(Records that describe figures)

%%

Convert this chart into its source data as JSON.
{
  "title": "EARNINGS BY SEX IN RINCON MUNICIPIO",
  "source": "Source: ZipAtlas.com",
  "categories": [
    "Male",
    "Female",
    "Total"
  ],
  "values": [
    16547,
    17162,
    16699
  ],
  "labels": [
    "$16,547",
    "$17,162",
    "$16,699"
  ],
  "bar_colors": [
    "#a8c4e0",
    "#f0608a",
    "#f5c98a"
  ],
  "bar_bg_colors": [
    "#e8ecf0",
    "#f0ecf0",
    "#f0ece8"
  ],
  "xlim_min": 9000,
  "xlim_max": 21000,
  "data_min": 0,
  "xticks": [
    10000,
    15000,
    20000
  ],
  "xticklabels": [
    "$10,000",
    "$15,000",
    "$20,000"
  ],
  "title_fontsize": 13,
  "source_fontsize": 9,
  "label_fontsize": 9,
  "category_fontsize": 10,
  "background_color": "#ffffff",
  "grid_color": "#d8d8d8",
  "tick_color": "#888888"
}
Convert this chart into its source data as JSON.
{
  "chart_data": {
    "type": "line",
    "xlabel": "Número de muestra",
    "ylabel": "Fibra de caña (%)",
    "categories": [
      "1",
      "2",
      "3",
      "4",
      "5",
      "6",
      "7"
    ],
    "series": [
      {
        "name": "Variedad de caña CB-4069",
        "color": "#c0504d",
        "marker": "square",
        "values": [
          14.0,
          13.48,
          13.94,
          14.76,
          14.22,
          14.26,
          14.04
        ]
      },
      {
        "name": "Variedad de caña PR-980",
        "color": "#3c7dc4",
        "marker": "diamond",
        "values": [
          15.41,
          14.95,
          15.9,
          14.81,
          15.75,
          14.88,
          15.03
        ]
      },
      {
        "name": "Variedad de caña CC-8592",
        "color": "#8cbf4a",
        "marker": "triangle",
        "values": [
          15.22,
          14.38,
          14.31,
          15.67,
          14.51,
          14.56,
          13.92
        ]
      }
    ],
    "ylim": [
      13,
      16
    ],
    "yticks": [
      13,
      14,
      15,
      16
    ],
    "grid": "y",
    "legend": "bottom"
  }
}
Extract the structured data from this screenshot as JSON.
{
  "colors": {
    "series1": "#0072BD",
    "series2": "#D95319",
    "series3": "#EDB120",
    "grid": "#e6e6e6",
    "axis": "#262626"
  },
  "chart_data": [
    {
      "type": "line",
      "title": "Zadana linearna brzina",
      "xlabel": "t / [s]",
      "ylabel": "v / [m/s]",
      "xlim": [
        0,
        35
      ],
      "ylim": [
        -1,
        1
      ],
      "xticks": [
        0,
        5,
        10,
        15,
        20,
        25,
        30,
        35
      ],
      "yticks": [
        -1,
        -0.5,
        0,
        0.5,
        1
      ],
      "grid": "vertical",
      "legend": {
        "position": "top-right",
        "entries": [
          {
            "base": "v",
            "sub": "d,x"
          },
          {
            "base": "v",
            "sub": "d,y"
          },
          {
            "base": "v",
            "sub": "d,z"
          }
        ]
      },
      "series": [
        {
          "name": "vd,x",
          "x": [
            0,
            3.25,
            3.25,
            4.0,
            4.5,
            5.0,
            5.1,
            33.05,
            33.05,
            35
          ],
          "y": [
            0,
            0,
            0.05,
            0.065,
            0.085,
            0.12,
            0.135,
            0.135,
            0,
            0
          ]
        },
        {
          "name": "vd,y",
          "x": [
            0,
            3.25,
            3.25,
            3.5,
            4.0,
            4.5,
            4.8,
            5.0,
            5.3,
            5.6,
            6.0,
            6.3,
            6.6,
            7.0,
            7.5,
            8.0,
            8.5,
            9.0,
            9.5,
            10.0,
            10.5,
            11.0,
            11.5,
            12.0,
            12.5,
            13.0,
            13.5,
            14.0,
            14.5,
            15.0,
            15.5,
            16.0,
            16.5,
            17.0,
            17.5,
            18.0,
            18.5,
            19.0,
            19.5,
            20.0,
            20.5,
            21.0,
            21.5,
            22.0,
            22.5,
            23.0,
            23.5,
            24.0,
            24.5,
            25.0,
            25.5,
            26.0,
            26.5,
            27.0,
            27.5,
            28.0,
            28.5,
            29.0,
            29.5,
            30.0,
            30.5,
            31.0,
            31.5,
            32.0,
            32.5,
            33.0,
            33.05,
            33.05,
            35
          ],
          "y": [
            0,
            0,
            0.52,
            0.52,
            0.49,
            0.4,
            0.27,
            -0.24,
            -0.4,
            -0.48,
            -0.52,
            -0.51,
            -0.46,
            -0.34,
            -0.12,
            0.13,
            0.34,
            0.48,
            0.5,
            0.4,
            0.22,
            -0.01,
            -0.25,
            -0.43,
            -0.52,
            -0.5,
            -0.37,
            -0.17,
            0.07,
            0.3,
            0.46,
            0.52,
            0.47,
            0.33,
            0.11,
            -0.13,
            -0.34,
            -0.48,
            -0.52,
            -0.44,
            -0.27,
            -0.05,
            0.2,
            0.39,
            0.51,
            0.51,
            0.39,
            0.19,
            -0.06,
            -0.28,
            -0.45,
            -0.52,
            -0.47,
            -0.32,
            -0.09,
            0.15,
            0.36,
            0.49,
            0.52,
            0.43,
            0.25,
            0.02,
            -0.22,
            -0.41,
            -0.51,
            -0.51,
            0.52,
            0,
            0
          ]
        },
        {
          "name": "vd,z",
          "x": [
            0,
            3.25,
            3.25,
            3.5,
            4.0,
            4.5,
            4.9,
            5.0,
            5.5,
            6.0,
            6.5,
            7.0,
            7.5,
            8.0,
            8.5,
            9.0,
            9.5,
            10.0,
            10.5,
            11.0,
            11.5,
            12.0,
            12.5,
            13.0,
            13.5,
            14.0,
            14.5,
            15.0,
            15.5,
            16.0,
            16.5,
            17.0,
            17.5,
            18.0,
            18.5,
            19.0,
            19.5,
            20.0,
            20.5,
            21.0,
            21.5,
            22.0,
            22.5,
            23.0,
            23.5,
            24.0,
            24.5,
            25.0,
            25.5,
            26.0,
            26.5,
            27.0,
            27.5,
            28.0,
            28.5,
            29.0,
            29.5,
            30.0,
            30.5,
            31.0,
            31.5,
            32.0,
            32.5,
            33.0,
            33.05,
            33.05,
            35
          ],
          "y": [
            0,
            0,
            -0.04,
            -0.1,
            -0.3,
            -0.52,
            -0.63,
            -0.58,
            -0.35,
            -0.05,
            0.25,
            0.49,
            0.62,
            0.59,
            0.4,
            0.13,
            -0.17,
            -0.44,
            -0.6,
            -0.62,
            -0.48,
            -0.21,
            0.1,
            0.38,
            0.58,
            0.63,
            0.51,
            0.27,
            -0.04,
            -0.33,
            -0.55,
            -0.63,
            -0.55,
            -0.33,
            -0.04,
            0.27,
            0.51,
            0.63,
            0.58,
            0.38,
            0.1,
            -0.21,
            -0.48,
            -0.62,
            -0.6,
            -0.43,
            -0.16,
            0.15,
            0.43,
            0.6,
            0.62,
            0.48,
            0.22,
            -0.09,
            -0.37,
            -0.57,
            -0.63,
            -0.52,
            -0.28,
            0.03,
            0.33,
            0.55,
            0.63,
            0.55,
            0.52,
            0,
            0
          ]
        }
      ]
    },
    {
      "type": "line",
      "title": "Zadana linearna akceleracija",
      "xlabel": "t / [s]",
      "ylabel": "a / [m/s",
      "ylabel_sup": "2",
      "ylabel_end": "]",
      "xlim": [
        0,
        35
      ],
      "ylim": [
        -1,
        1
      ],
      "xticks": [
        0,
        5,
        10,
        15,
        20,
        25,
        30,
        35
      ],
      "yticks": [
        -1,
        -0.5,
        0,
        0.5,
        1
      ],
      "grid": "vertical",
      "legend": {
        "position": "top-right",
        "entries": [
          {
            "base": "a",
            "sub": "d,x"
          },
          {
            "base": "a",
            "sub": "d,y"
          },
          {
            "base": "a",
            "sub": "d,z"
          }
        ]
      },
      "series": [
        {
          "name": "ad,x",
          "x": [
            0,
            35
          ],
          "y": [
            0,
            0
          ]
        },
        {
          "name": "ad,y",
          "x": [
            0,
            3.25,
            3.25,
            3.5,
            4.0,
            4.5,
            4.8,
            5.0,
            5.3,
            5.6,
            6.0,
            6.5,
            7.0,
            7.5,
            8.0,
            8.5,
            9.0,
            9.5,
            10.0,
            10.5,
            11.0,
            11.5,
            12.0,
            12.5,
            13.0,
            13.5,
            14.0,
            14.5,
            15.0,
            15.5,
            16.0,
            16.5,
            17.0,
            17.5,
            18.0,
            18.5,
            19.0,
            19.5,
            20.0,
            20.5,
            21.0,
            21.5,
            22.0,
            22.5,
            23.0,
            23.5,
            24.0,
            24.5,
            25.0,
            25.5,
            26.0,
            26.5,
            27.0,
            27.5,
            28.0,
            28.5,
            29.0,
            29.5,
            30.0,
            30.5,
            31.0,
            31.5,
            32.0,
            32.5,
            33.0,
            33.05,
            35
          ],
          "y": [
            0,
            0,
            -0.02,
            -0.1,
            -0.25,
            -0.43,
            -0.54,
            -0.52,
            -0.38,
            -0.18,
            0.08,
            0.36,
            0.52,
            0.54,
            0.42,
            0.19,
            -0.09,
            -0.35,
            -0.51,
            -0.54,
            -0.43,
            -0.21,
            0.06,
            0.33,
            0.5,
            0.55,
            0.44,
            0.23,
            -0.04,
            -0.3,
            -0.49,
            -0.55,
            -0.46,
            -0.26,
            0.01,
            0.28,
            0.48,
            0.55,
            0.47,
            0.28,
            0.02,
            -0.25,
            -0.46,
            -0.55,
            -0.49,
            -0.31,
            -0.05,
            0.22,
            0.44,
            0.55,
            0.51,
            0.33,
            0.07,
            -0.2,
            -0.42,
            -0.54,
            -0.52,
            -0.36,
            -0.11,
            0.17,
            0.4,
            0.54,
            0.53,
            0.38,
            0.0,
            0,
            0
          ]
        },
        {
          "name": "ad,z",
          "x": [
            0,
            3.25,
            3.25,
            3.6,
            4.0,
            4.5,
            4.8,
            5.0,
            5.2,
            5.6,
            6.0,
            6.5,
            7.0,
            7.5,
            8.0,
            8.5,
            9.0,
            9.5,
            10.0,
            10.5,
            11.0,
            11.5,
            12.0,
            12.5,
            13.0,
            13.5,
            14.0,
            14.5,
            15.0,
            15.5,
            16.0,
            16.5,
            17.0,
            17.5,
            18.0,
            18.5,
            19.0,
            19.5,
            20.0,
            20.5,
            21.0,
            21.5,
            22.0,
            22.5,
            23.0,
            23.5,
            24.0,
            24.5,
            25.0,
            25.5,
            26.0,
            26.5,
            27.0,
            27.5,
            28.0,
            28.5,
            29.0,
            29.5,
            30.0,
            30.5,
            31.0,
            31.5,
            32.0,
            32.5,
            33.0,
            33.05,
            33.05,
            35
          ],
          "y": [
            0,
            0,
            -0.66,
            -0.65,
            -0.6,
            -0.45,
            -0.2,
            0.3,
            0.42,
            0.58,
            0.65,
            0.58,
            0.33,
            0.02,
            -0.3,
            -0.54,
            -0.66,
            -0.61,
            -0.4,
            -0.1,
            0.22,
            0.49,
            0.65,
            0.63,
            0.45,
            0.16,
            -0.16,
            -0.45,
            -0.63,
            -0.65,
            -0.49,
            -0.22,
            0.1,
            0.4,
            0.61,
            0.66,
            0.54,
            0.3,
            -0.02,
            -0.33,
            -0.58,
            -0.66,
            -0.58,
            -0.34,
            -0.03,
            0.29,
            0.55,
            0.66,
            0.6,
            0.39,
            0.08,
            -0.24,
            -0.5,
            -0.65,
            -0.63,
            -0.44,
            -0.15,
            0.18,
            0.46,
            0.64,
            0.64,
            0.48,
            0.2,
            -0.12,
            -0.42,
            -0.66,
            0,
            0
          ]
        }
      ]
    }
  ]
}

%%

THE PROBLEM |
Looking at the records above, report how many lines contain the word "Variedad". Answer with the number only.

SOLUTION TO THIS PROBLEM |
3